INSTRUCTIONS FOR THE TASK
Only a number is wanted: how many lines of the entries include the string "Jika"?

MATERIAL

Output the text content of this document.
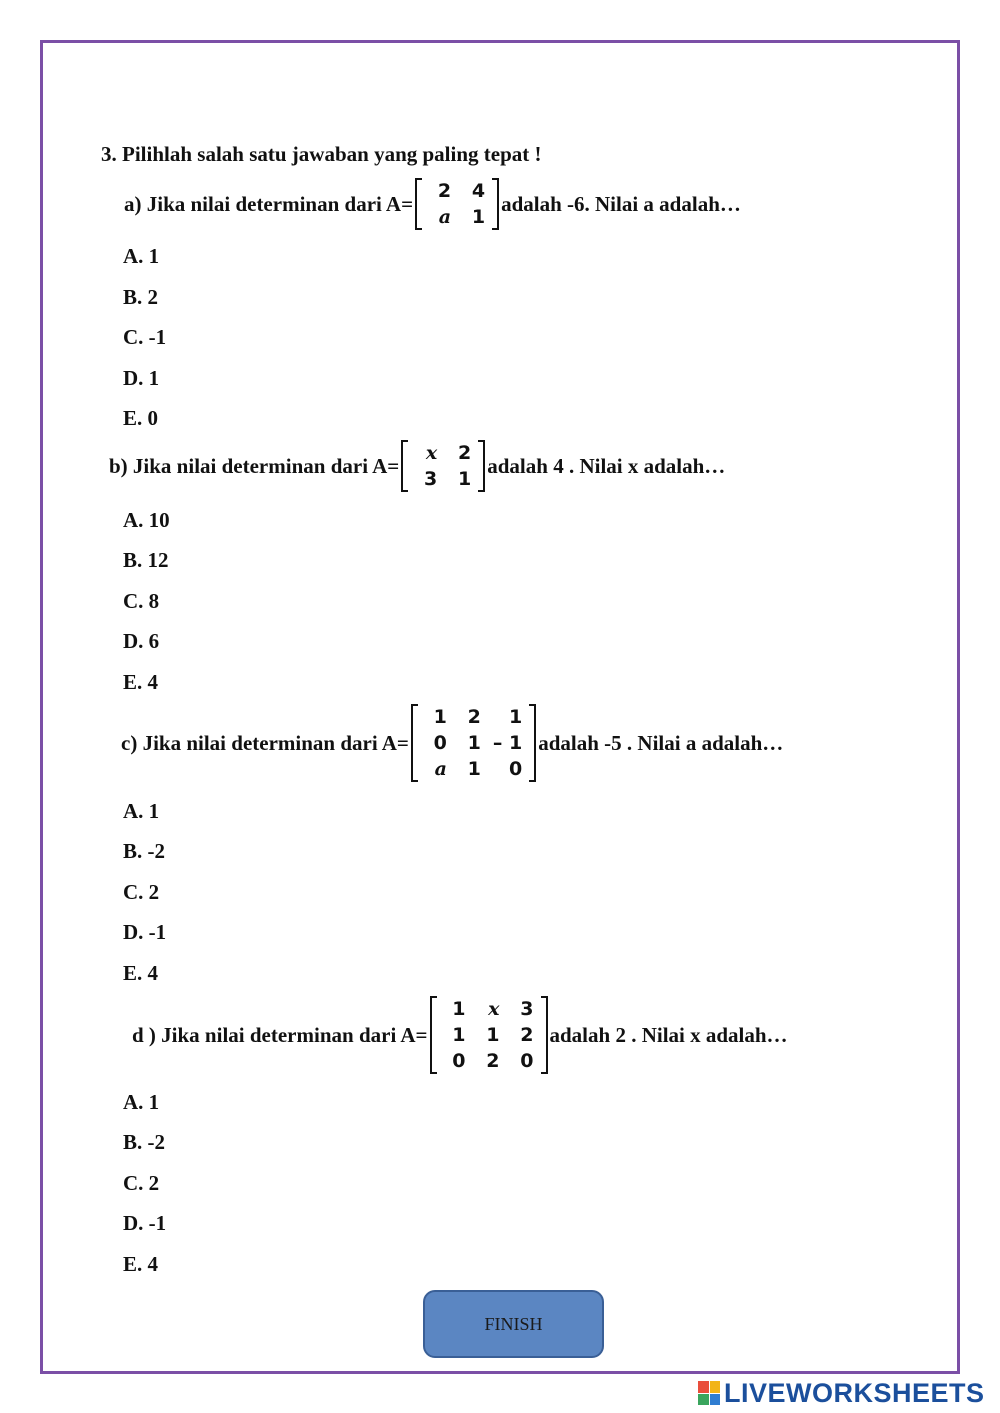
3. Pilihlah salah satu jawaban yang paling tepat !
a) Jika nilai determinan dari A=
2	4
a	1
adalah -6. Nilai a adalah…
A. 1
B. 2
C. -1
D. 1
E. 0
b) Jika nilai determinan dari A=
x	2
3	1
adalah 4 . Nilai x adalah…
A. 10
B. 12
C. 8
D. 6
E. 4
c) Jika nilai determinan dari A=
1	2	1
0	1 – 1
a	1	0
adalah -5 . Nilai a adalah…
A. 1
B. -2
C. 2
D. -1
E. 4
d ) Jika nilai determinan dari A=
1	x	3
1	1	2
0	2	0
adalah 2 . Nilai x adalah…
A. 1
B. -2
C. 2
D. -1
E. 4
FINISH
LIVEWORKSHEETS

---

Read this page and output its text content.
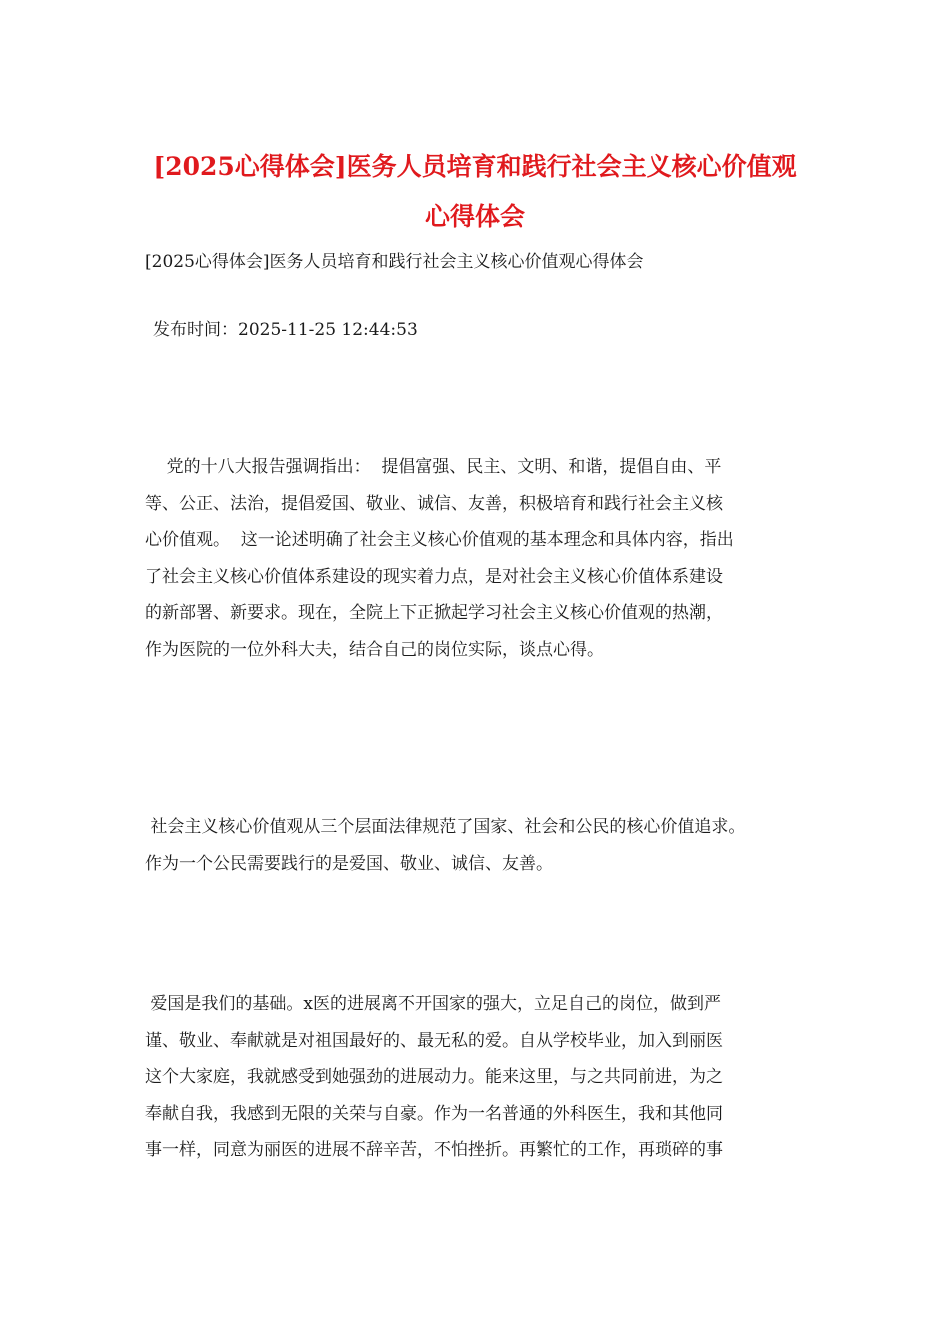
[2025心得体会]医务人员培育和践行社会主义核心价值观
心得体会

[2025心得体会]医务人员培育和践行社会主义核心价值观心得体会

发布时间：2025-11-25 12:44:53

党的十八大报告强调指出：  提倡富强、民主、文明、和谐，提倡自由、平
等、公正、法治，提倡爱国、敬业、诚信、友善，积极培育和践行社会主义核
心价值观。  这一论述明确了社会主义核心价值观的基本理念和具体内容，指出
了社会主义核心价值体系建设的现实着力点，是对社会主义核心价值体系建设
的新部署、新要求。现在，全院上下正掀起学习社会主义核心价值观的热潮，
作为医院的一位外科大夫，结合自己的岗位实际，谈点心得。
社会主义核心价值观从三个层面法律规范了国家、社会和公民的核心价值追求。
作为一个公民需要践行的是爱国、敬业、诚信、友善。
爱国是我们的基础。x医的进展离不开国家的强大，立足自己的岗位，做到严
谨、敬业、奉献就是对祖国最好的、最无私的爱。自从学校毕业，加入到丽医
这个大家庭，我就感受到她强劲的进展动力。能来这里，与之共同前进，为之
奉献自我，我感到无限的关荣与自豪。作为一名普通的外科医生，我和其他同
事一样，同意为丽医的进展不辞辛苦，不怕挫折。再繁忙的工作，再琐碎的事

--

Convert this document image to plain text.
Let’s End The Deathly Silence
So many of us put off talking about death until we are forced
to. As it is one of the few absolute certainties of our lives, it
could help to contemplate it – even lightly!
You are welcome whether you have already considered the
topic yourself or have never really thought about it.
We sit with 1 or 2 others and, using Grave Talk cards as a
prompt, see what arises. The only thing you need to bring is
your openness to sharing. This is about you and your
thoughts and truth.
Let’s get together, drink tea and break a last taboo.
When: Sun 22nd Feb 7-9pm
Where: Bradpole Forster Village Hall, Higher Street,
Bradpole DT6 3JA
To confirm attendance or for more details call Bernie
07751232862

WRITTEN SOLUTION
4